* [STATED TASK]: Transcribe the listing in full, excluding any pictures.

— start of MATERIAL PROVIDED —

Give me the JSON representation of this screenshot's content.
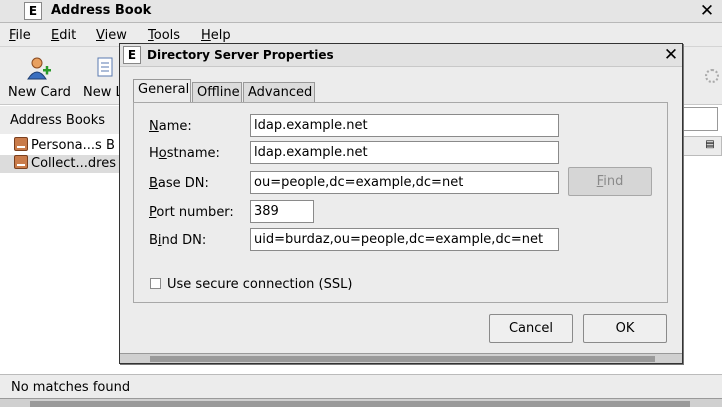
{
  "window": {
    "icon_letter": "E",
    "title": "Address Book"
  },
  "menubar": [
    {
      "label": "File",
      "key": "F",
      "rest": "ile"
    },
    {
      "label": "Edit",
      "key": "E",
      "rest": "dit"
    },
    {
      "label": "View",
      "key": "V",
      "rest": "iew"
    },
    {
      "label": "Tools",
      "key": "T",
      "rest": "ools"
    },
    {
      "label": "Help",
      "key": "H",
      "rest": "elp"
    }
  ],
  "toolbar": {
    "new_card": "New Card",
    "new_list": "New L"
  },
  "address_books": {
    "header": "Address Books",
    "items": [
      "Persona...s B",
      "Collect...dres"
    ]
  },
  "status": {
    "message": "No matches found"
  },
  "dialog": {
    "icon_letter": "E",
    "title": "Directory Server Properties",
    "tabs": [
      "General",
      "Offline",
      "Advanced"
    ],
    "active_tab": "General",
    "fields": {
      "name": {
        "key": "N",
        "rest": "ame:",
        "value": "ldap.example.net"
      },
      "hostname": {
        "pre": "H",
        "key": "o",
        "rest": "stname:",
        "value": "ldap.example.net"
      },
      "base_dn": {
        "key": "B",
        "rest": "ase DN:",
        "value": "ou=people,dc=example,dc=net"
      },
      "port": {
        "key": "P",
        "rest": "ort number:",
        "value": "389"
      },
      "bind_dn": {
        "pre": "B",
        "key": "i",
        "rest": "nd DN:",
        "value": "uid=burdaz,ou=people,dc=example,dc=net"
      }
    },
    "find": {
      "key": "F",
      "rest": "ind"
    },
    "ssl": {
      "label": "Use secure connection (SSL)",
      "checked": false
    },
    "buttons": {
      "cancel": "Cancel",
      "ok": "OK"
    }
  }
}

— end of MATERIAL PROVIDED —

* [COMPLETE ANSWER]:
Give me the JSON representation of this screenshot's content.
{
  "window": {
    "icon_letter": "E",
    "title": "Address Book"
  },
  "menubar": [
    {
      "label": "File",
      "key": "F",
      "rest": "ile"
    },
    {
      "label": "Edit",
      "key": "E",
      "rest": "dit"
    },
    {
      "label": "View",
      "key": "V",
      "rest": "iew"
    },
    {
      "label": "Tools",
      "key": "T",
      "rest": "ools"
    },
    {
      "label": "Help",
      "key": "H",
      "rest": "elp"
    }
  ],
  "toolbar": {
    "new_card": "New Card",
    "new_list": "New L"
  },
  "address_books": {
    "header": "Address Books",
    "items": [
      "Persona...s B",
      "Collect...dres"
    ]
  },
  "status": {
    "message": "No matches found"
  },
  "dialog": {
    "icon_letter": "E",
    "title": "Directory Server Properties",
    "tabs": [
      "General",
      "Offline",
      "Advanced"
    ],
    "active_tab": "General",
    "fields": {
      "name": {
        "key": "N",
        "rest": "ame:",
        "value": "ldap.example.net"
      },
      "hostname": {
        "pre": "H",
        "key": "o",
        "rest": "stname:",
        "value": "ldap.example.net"
      },
      "base_dn": {
        "key": "B",
        "rest": "ase DN:",
        "value": "ou=people,dc=example,dc=net"
      },
      "port": {
        "key": "P",
        "rest": "ort number:",
        "value": "389"
      },
      "bind_dn": {
        "pre": "B",
        "key": "i",
        "rest": "nd DN:",
        "value": "uid=burdaz,ou=people,dc=example,dc=net"
      }
    },
    "find": {
      "key": "F",
      "rest": "ind"
    },
    "ssl": {
      "label": "Use secure connection (SSL)",
      "checked": false
    },
    "buttons": {
      "cancel": "Cancel",
      "ok": "OK"
    }
  }
}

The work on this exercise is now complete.